Part of a data file
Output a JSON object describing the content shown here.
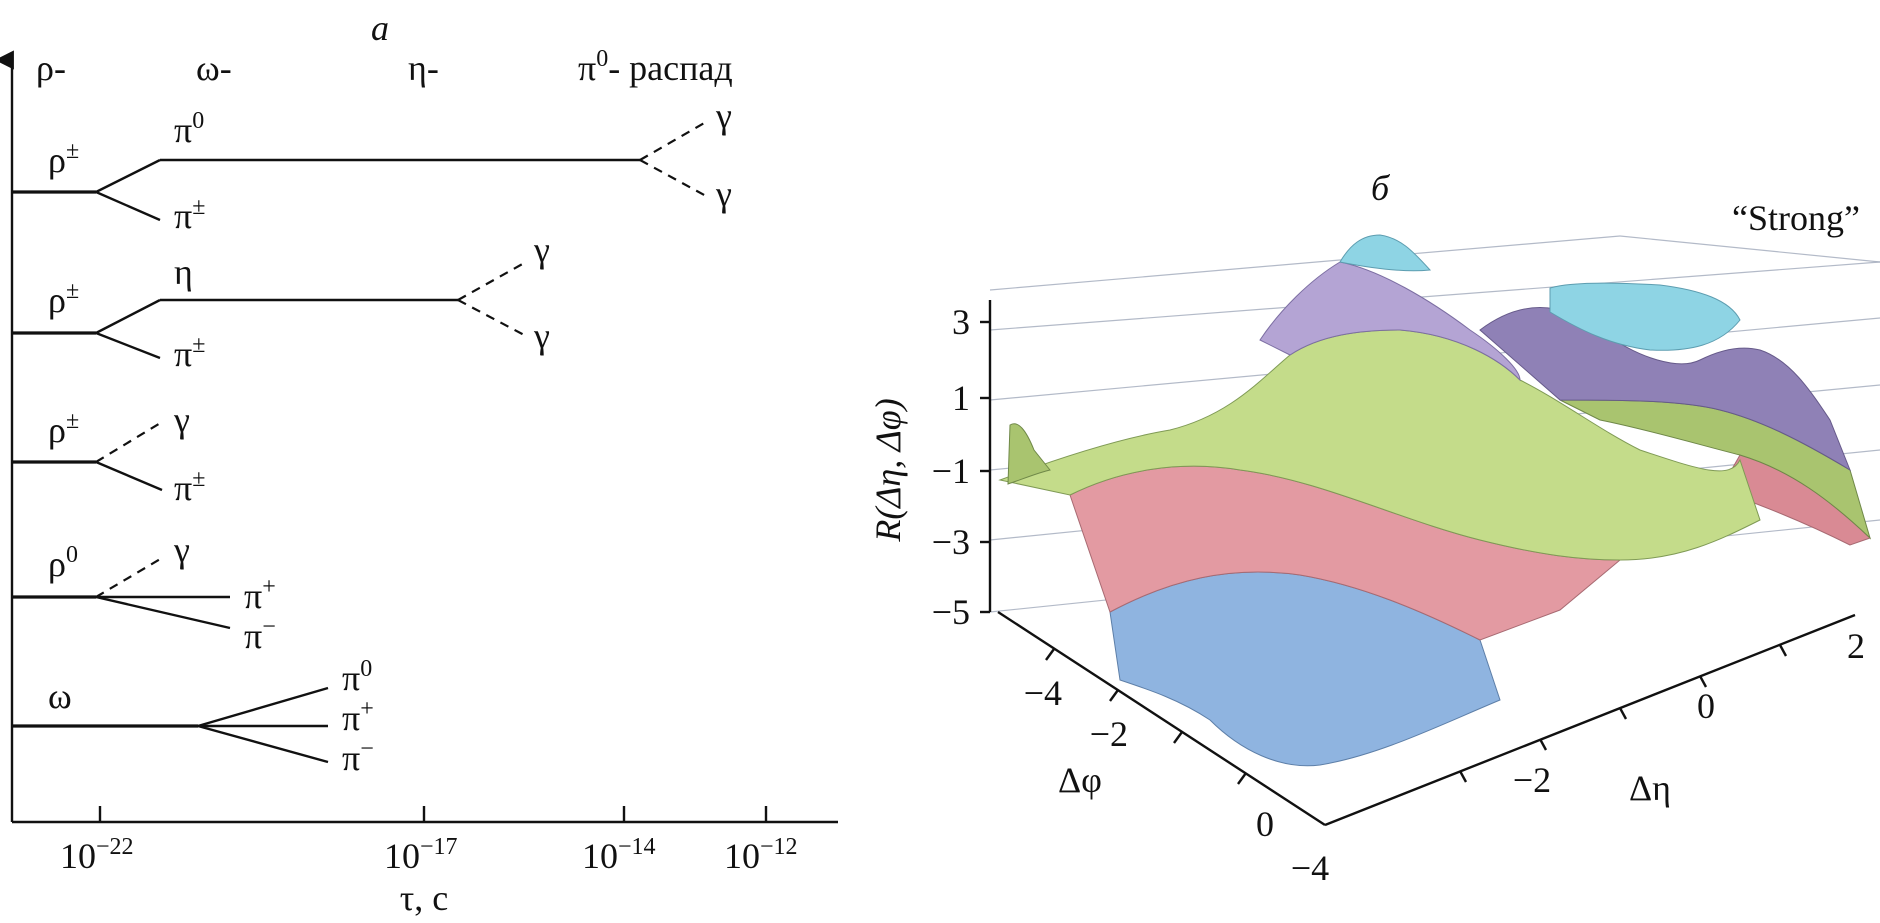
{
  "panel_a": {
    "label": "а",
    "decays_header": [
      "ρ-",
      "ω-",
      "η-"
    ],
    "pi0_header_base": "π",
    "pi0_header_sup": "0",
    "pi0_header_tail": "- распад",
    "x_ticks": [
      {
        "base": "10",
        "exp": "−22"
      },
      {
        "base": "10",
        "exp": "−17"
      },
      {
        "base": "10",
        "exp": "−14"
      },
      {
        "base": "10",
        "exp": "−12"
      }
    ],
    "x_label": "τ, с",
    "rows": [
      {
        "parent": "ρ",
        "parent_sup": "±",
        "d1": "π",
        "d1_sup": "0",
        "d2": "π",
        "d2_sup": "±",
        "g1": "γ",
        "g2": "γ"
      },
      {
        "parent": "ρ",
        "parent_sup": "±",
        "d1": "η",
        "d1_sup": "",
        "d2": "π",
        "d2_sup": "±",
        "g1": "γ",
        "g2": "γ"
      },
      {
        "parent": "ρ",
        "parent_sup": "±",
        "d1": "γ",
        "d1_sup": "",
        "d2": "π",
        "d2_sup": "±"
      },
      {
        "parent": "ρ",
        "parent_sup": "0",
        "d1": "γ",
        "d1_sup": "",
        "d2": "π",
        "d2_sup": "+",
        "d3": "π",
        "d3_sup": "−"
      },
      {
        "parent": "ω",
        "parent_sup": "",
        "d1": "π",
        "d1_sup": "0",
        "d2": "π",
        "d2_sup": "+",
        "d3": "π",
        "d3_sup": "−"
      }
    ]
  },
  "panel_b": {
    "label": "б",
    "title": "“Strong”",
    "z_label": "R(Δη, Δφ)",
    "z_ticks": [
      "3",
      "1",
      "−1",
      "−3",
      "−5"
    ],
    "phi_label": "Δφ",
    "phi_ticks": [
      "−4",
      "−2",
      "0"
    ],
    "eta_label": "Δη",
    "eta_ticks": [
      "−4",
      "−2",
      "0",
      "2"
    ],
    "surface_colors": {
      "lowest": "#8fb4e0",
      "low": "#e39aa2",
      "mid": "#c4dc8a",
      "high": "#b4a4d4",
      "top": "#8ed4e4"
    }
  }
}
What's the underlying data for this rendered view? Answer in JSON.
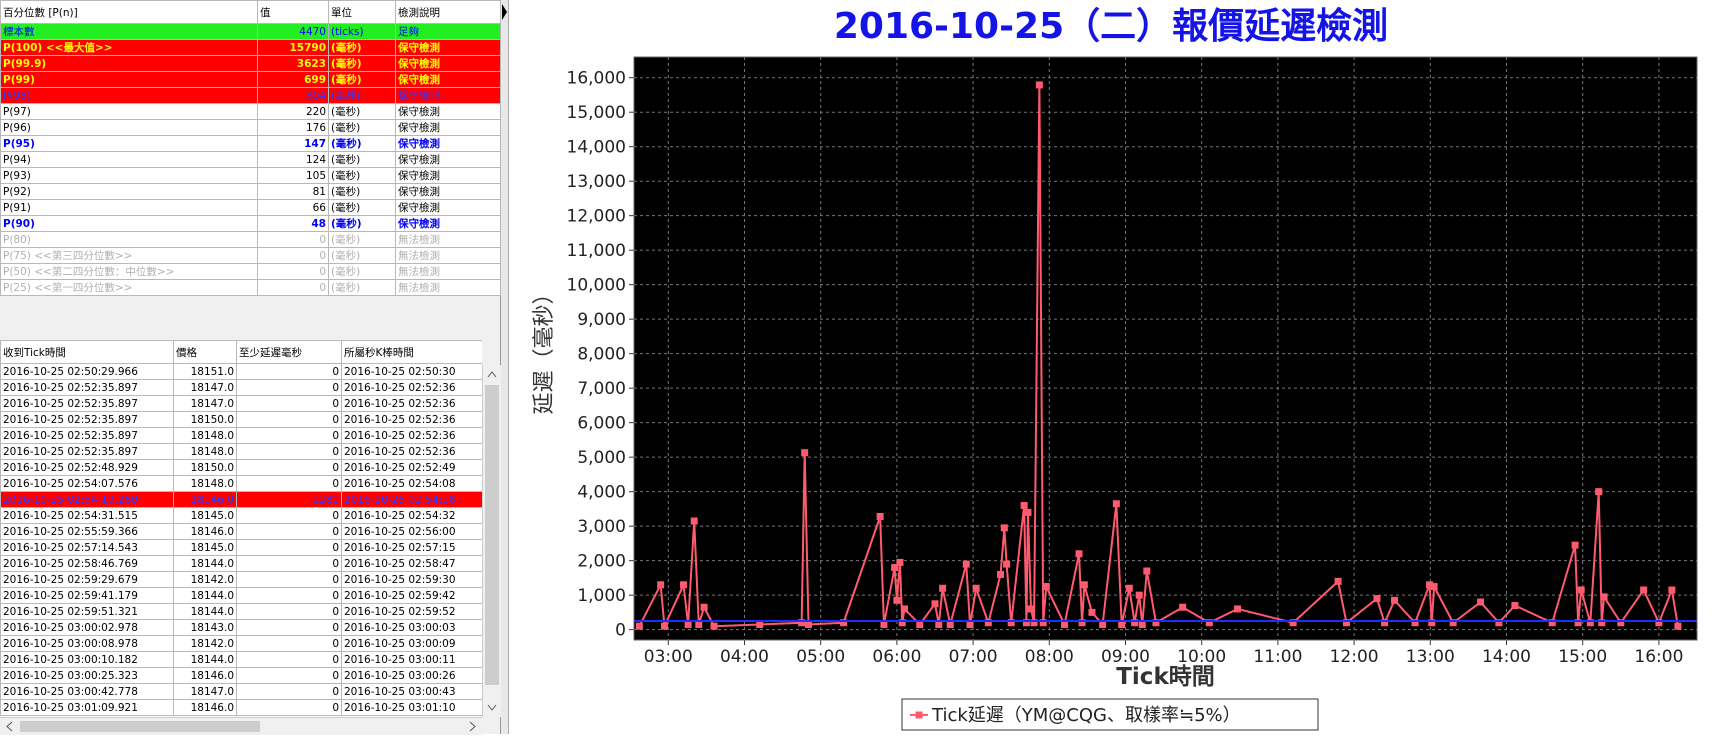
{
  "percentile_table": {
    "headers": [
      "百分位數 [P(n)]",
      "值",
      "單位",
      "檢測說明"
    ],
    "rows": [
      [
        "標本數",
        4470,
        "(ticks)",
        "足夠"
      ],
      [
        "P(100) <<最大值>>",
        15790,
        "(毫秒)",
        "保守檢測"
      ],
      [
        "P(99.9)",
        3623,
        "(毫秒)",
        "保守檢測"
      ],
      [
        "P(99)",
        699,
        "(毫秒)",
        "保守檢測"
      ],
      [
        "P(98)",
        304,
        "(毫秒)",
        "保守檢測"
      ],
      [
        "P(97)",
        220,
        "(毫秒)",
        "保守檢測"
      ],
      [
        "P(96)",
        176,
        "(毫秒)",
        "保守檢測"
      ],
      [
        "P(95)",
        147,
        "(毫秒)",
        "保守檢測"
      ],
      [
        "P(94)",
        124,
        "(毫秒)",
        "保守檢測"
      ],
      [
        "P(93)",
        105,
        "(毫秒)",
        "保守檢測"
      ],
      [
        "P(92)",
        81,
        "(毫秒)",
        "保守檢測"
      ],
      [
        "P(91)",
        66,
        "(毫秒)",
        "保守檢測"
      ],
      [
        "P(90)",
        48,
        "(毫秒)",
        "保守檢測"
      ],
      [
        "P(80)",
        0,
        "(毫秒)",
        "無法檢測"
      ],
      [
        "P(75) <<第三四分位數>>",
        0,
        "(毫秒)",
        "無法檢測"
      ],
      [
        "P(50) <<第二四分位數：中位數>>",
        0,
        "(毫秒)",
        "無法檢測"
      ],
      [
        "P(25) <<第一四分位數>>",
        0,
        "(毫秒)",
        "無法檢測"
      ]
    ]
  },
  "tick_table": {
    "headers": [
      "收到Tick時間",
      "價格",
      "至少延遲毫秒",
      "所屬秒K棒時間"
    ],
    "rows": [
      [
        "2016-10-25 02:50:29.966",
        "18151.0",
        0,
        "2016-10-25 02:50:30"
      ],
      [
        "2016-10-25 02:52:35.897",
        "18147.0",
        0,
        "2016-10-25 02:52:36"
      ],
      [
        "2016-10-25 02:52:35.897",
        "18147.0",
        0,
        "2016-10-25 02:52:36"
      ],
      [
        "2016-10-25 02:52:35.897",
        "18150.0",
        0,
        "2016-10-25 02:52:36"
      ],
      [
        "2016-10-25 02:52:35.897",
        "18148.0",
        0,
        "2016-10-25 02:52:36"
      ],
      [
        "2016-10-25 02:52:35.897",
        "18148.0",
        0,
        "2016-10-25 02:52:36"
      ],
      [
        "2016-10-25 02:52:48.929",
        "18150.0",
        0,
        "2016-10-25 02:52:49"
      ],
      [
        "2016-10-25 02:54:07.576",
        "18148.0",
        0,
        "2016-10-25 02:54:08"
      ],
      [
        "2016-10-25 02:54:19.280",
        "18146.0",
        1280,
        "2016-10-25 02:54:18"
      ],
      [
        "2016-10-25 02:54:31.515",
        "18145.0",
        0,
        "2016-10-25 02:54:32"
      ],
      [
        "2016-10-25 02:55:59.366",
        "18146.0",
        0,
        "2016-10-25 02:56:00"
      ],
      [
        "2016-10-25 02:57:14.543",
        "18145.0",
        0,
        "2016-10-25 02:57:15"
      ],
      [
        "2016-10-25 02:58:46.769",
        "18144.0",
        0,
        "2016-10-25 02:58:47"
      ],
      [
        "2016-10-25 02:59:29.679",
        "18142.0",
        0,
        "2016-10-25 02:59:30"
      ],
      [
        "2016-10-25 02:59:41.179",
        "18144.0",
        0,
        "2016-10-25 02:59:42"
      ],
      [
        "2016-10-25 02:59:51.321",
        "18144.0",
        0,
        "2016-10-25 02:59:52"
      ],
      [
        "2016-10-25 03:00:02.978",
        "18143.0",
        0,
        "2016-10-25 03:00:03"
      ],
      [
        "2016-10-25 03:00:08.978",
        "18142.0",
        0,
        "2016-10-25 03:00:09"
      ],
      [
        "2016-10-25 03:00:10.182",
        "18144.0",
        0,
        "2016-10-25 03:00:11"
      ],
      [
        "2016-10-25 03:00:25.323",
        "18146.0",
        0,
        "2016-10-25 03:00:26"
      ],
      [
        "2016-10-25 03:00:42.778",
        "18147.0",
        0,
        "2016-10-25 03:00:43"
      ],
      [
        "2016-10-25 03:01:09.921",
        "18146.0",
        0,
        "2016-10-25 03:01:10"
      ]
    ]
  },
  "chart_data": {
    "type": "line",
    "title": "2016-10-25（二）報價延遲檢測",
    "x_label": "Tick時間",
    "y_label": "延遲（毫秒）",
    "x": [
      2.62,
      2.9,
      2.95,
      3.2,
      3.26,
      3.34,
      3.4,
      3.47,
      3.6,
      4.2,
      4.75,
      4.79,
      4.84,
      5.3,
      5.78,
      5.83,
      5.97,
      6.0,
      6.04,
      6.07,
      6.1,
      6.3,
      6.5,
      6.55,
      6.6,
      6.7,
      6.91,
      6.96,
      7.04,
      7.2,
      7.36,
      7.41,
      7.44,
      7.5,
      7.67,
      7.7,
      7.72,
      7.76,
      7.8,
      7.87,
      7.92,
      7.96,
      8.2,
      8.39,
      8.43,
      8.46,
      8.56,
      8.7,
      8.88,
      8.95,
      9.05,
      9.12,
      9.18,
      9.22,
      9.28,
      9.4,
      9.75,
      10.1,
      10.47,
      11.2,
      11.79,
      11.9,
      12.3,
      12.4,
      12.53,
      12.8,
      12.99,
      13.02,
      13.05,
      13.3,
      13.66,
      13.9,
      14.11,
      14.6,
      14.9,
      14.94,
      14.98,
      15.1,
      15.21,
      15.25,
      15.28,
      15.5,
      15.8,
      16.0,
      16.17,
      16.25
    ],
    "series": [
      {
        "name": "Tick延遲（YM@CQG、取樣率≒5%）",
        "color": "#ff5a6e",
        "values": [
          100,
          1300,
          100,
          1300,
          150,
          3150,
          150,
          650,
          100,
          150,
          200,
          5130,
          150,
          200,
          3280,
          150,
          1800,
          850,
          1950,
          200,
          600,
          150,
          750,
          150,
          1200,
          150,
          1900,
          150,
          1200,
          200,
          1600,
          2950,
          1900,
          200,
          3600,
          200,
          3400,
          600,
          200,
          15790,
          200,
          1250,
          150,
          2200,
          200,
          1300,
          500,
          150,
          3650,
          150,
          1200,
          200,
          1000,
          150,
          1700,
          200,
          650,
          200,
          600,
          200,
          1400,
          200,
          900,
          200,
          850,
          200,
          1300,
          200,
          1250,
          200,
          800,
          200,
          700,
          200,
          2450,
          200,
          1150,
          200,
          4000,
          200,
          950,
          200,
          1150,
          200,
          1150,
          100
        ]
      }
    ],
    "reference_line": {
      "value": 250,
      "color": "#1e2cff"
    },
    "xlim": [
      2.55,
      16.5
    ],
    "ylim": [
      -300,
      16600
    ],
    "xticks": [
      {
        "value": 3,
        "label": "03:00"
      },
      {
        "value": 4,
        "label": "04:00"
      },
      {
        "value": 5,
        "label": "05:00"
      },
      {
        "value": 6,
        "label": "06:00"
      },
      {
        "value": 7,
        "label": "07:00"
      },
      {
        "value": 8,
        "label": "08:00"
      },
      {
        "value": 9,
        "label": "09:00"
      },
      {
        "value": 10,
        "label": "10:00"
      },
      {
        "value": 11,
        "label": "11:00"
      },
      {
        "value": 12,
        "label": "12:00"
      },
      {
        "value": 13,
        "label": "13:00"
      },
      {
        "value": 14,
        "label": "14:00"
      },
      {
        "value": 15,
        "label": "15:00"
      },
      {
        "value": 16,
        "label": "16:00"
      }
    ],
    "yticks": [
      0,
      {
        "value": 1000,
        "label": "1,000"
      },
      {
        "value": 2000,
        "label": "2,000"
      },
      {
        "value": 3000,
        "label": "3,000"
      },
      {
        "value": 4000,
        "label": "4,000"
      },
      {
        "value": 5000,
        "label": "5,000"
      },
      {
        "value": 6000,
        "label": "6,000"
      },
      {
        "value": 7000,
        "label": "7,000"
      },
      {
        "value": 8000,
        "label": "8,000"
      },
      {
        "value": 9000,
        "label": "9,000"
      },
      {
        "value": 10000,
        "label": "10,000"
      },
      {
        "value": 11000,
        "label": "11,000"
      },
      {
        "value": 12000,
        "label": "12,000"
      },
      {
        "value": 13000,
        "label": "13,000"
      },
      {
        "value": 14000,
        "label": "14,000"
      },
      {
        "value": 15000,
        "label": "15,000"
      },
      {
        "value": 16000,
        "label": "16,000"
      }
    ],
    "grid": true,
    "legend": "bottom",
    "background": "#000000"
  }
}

● **Aim**
Collect every line with the string "JSON" from the records, and copy each.

● **Solved exercise**
Output a JSON object describing the content shown here.
What's the underlying data for this rendered view? Answer in JSON.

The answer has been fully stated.